- [Direction]: Your task is to repeat all of the material exactly.
--- Listing ---
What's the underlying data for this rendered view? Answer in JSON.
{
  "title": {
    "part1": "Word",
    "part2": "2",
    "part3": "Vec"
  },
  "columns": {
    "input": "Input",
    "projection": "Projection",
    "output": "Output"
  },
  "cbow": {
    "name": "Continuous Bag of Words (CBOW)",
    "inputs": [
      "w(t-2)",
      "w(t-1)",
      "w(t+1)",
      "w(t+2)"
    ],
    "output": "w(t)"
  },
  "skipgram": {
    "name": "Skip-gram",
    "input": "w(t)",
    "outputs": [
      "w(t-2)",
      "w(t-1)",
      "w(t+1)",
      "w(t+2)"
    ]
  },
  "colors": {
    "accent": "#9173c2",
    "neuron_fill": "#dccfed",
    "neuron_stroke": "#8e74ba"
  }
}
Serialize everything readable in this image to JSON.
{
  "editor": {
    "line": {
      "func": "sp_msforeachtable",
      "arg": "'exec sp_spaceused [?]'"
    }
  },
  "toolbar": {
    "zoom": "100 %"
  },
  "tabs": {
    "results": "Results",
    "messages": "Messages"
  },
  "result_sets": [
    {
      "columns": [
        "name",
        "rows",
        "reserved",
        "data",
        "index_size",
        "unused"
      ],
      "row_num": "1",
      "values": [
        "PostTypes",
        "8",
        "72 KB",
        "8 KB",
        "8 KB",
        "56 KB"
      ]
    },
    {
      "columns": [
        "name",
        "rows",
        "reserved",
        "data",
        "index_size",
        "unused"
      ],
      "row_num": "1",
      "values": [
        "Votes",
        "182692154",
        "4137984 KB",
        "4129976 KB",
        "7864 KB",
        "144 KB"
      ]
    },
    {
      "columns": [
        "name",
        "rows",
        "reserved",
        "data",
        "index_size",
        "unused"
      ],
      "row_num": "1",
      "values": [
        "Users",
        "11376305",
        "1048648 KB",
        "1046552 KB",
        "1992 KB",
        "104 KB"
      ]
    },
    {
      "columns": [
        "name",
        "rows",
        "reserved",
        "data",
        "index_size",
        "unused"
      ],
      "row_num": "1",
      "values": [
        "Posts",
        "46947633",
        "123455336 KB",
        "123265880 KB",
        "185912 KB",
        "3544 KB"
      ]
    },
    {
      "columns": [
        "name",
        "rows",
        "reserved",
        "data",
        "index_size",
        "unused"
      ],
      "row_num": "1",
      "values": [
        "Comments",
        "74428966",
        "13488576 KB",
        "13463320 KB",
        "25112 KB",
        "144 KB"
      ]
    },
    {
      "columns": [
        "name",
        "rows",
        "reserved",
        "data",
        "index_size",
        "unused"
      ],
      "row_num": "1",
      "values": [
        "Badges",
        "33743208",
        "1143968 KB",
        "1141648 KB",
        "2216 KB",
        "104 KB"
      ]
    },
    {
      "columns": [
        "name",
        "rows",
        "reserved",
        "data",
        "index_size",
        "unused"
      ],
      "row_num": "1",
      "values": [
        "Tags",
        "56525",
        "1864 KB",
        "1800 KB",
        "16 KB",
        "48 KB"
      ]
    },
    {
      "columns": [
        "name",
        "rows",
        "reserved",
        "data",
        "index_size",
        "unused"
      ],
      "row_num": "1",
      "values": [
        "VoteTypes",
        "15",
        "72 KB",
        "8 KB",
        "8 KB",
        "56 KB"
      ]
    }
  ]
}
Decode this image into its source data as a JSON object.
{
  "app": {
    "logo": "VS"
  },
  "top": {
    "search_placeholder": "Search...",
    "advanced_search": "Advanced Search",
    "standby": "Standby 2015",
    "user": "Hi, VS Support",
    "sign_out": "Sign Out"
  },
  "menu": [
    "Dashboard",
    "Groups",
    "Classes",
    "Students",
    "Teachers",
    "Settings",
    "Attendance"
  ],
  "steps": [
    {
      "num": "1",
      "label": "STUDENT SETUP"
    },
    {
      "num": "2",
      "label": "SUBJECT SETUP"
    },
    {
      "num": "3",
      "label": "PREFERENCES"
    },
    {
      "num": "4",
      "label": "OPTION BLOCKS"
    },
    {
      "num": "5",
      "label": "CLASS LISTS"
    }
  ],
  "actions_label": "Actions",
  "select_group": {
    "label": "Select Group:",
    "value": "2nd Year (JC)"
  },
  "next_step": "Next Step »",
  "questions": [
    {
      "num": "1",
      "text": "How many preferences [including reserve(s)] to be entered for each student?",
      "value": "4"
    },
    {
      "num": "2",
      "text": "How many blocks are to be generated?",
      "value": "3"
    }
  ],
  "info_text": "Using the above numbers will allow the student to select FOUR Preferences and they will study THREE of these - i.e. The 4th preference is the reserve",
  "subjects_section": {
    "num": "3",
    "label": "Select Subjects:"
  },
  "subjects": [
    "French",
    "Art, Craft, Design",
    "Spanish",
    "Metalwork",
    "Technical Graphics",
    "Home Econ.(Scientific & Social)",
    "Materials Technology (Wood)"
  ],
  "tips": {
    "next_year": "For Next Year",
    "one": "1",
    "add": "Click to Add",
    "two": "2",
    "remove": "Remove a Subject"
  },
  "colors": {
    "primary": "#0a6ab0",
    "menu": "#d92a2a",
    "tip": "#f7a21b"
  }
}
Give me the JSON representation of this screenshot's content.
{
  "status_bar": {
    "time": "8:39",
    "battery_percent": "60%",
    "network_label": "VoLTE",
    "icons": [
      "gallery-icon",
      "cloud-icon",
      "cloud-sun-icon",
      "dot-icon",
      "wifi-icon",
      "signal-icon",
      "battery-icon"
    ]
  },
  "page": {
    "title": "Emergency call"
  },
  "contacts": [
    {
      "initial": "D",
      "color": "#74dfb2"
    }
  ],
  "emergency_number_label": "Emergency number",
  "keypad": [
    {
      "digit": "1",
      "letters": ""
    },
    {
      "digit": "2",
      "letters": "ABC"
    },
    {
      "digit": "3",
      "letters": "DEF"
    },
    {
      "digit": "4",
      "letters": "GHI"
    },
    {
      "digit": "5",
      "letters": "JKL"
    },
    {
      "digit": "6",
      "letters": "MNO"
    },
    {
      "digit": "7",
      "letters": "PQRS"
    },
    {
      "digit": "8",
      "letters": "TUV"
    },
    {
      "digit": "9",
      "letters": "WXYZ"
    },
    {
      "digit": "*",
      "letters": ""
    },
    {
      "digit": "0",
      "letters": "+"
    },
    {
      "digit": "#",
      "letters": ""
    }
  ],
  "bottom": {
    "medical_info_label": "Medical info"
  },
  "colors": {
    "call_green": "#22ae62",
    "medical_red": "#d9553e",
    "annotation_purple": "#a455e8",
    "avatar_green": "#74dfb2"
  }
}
---
- [The solution]:
What's the underlying data for this rendered view? Answer in JSON.
{
  "title": {
    "part1": "Word",
    "part2": "2",
    "part3": "Vec"
  },
  "columns": {
    "input": "Input",
    "projection": "Projection",
    "output": "Output"
  },
  "cbow": {
    "name": "Continuous Bag of Words (CBOW)",
    "inputs": [
      "w(t-2)",
      "w(t-1)",
      "w(t+1)",
      "w(t+2)"
    ],
    "output": "w(t)"
  },
  "skipgram": {
    "name": "Skip-gram",
    "input": "w(t)",
    "outputs": [
      "w(t-2)",
      "w(t-1)",
      "w(t+1)",
      "w(t+2)"
    ]
  },
  "colors": {
    "accent": "#9173c2",
    "neuron_fill": "#dccfed",
    "neuron_stroke": "#8e74ba"
  }
}
Serialize everything readable in this image to JSON.
{
  "editor": {
    "line": {
      "func": "sp_msforeachtable",
      "arg": "'exec sp_spaceused [?]'"
    }
  },
  "toolbar": {
    "zoom": "100 %"
  },
  "tabs": {
    "results": "Results",
    "messages": "Messages"
  },
  "result_sets": [
    {
      "columns": [
        "name",
        "rows",
        "reserved",
        "data",
        "index_size",
        "unused"
      ],
      "row_num": "1",
      "values": [
        "PostTypes",
        "8",
        "72 KB",
        "8 KB",
        "8 KB",
        "56 KB"
      ]
    },
    {
      "columns": [
        "name",
        "rows",
        "reserved",
        "data",
        "index_size",
        "unused"
      ],
      "row_num": "1",
      "values": [
        "Votes",
        "182692154",
        "4137984 KB",
        "4129976 KB",
        "7864 KB",
        "144 KB"
      ]
    },
    {
      "columns": [
        "name",
        "rows",
        "reserved",
        "data",
        "index_size",
        "unused"
      ],
      "row_num": "1",
      "values": [
        "Users",
        "11376305",
        "1048648 KB",
        "1046552 KB",
        "1992 KB",
        "104 KB"
      ]
    },
    {
      "columns": [
        "name",
        "rows",
        "reserved",
        "data",
        "index_size",
        "unused"
      ],
      "row_num": "1",
      "values": [
        "Posts",
        "46947633",
        "123455336 KB",
        "123265880 KB",
        "185912 KB",
        "3544 KB"
      ]
    },
    {
      "columns": [
        "name",
        "rows",
        "reserved",
        "data",
        "index_size",
        "unused"
      ],
      "row_num": "1",
      "values": [
        "Comments",
        "74428966",
        "13488576 KB",
        "13463320 KB",
        "25112 KB",
        "144 KB"
      ]
    },
    {
      "columns": [
        "name",
        "rows",
        "reserved",
        "data",
        "index_size",
        "unused"
      ],
      "row_num": "1",
      "values": [
        "Badges",
        "33743208",
        "1143968 KB",
        "1141648 KB",
        "2216 KB",
        "104 KB"
      ]
    },
    {
      "columns": [
        "name",
        "rows",
        "reserved",
        "data",
        "index_size",
        "unused"
      ],
      "row_num": "1",
      "values": [
        "Tags",
        "56525",
        "1864 KB",
        "1800 KB",
        "16 KB",
        "48 KB"
      ]
    },
    {
      "columns": [
        "name",
        "rows",
        "reserved",
        "data",
        "index_size",
        "unused"
      ],
      "row_num": "1",
      "values": [
        "VoteTypes",
        "15",
        "72 KB",
        "8 KB",
        "8 KB",
        "56 KB"
      ]
    }
  ]
}
Decode this image into its source data as a JSON object.
{
  "app": {
    "logo": "VS"
  },
  "top": {
    "search_placeholder": "Search...",
    "advanced_search": "Advanced Search",
    "standby": "Standby 2015",
    "user": "Hi, VS Support",
    "sign_out": "Sign Out"
  },
  "menu": [
    "Dashboard",
    "Groups",
    "Classes",
    "Students",
    "Teachers",
    "Settings",
    "Attendance"
  ],
  "steps": [
    {
      "num": "1",
      "label": "STUDENT SETUP"
    },
    {
      "num": "2",
      "label": "SUBJECT SETUP"
    },
    {
      "num": "3",
      "label": "PREFERENCES"
    },
    {
      "num": "4",
      "label": "OPTION BLOCKS"
    },
    {
      "num": "5",
      "label": "CLASS LISTS"
    }
  ],
  "actions_label": "Actions",
  "select_group": {
    "label": "Select Group:",
    "value": "2nd Year (JC)"
  },
  "next_step": "Next Step »",
  "questions": [
    {
      "num": "1",
      "text": "How many preferences [including reserve(s)] to be entered for each student?",
      "value": "4"
    },
    {
      "num": "2",
      "text": "How many blocks are to be generated?",
      "value": "3"
    }
  ],
  "info_text": "Using the above numbers will allow the student to select FOUR Preferences and they will study THREE of these - i.e. The 4th preference is the reserve",
  "subjects_section": {
    "num": "3",
    "label": "Select Subjects:"
  },
  "subjects": [
    "French",
    "Art, Craft, Design",
    "Spanish",
    "Metalwork",
    "Technical Graphics",
    "Home Econ.(Scientific & Social)",
    "Materials Technology (Wood)"
  ],
  "tips": {
    "next_year": "For Next Year",
    "one": "1",
    "add": "Click to Add",
    "two": "2",
    "remove": "Remove a Subject"
  },
  "colors": {
    "primary": "#0a6ab0",
    "menu": "#d92a2a",
    "tip": "#f7a21b"
  }
}
Give me the JSON representation of this screenshot's content.
{
  "status_bar": {
    "time": "8:39",
    "battery_percent": "60%",
    "network_label": "VoLTE",
    "icons": [
      "gallery-icon",
      "cloud-icon",
      "cloud-sun-icon",
      "dot-icon",
      "wifi-icon",
      "signal-icon",
      "battery-icon"
    ]
  },
  "page": {
    "title": "Emergency call"
  },
  "contacts": [
    {
      "initial": "D",
      "color": "#74dfb2"
    }
  ],
  "emergency_number_label": "Emergency number",
  "keypad": [
    {
      "digit": "1",
      "letters": ""
    },
    {
      "digit": "2",
      "letters": "ABC"
    },
    {
      "digit": "3",
      "letters": "DEF"
    },
    {
      "digit": "4",
      "letters": "GHI"
    },
    {
      "digit": "5",
      "letters": "JKL"
    },
    {
      "digit": "6",
      "letters": "MNO"
    },
    {
      "digit": "7",
      "letters": "PQRS"
    },
    {
      "digit": "8",
      "letters": "TUV"
    },
    {
      "digit": "9",
      "letters": "WXYZ"
    },
    {
      "digit": "*",
      "letters": ""
    },
    {
      "digit": "0",
      "letters": "+"
    },
    {
      "digit": "#",
      "letters": ""
    }
  ],
  "bottom": {
    "medical_info_label": "Medical info"
  },
  "colors": {
    "call_green": "#22ae62",
    "medical_red": "#d9553e",
    "annotation_purple": "#a455e8",
    "avatar_green": "#74dfb2"
  }
}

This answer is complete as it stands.